### PROBLEM DESCRIPTION
In the entries below, count every line containing "考查动词词义辨析". Reply with the number alone.

### SOURCE DATA
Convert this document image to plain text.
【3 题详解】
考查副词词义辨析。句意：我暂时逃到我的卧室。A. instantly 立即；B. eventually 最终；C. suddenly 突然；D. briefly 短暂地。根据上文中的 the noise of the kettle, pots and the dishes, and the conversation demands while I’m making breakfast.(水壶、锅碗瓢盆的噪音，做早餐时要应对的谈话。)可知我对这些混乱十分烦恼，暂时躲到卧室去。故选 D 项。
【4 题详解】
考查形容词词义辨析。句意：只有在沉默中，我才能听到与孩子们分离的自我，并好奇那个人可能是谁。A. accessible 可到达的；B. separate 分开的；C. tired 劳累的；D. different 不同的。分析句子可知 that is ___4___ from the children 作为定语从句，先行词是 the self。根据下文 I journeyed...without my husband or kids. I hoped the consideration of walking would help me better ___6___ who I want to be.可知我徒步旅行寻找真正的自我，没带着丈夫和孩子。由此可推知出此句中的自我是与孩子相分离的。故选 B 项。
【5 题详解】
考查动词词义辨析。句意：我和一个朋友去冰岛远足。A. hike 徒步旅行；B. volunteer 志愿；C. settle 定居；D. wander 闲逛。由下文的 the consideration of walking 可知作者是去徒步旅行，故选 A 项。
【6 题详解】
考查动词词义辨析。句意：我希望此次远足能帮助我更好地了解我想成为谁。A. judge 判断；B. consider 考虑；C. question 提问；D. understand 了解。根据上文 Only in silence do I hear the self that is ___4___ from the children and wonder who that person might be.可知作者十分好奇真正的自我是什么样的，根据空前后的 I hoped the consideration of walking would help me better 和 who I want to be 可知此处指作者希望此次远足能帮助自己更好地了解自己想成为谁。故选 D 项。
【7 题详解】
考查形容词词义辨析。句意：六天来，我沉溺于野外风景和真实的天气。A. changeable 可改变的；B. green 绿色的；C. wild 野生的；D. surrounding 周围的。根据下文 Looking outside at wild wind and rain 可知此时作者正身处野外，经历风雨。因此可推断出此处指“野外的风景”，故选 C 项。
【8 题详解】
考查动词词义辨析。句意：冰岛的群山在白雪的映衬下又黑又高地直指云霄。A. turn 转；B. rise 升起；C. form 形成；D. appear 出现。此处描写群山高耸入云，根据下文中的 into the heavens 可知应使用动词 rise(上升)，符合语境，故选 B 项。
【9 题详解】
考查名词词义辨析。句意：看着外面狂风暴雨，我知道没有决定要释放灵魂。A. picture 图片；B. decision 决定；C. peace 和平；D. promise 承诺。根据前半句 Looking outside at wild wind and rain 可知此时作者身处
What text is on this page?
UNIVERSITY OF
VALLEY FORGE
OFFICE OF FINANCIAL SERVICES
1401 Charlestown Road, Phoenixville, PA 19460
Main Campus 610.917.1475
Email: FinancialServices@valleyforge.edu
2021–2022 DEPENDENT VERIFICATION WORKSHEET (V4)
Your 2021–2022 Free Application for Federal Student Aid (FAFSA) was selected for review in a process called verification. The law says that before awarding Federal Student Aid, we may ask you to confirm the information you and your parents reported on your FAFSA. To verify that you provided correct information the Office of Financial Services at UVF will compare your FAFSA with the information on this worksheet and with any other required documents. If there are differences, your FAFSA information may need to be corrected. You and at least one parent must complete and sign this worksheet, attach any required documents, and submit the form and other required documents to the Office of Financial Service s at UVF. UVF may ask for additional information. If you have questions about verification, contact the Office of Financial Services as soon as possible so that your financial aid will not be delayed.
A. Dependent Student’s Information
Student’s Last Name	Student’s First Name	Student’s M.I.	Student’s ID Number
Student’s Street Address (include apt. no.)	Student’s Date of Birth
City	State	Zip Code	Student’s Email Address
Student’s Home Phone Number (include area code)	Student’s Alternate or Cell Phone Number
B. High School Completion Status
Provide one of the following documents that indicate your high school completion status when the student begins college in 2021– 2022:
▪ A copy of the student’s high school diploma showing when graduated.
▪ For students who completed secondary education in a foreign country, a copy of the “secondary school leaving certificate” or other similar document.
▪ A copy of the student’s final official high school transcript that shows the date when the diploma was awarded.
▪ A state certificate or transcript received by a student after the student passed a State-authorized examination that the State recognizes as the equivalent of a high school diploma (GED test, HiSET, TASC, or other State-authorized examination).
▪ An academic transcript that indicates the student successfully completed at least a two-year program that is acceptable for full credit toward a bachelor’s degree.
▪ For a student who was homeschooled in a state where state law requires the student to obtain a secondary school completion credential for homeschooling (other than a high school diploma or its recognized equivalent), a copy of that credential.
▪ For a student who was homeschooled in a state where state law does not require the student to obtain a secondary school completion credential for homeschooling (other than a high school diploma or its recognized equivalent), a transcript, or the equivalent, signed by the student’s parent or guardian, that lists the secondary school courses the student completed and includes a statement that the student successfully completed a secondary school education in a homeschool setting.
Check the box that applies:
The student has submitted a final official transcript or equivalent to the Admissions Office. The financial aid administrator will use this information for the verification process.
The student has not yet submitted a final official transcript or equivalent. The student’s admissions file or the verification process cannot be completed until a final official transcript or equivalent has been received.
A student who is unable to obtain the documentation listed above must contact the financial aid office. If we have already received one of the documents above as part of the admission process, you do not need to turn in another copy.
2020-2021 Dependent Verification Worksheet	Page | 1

### ANSWER TO THIS PROBLEM
3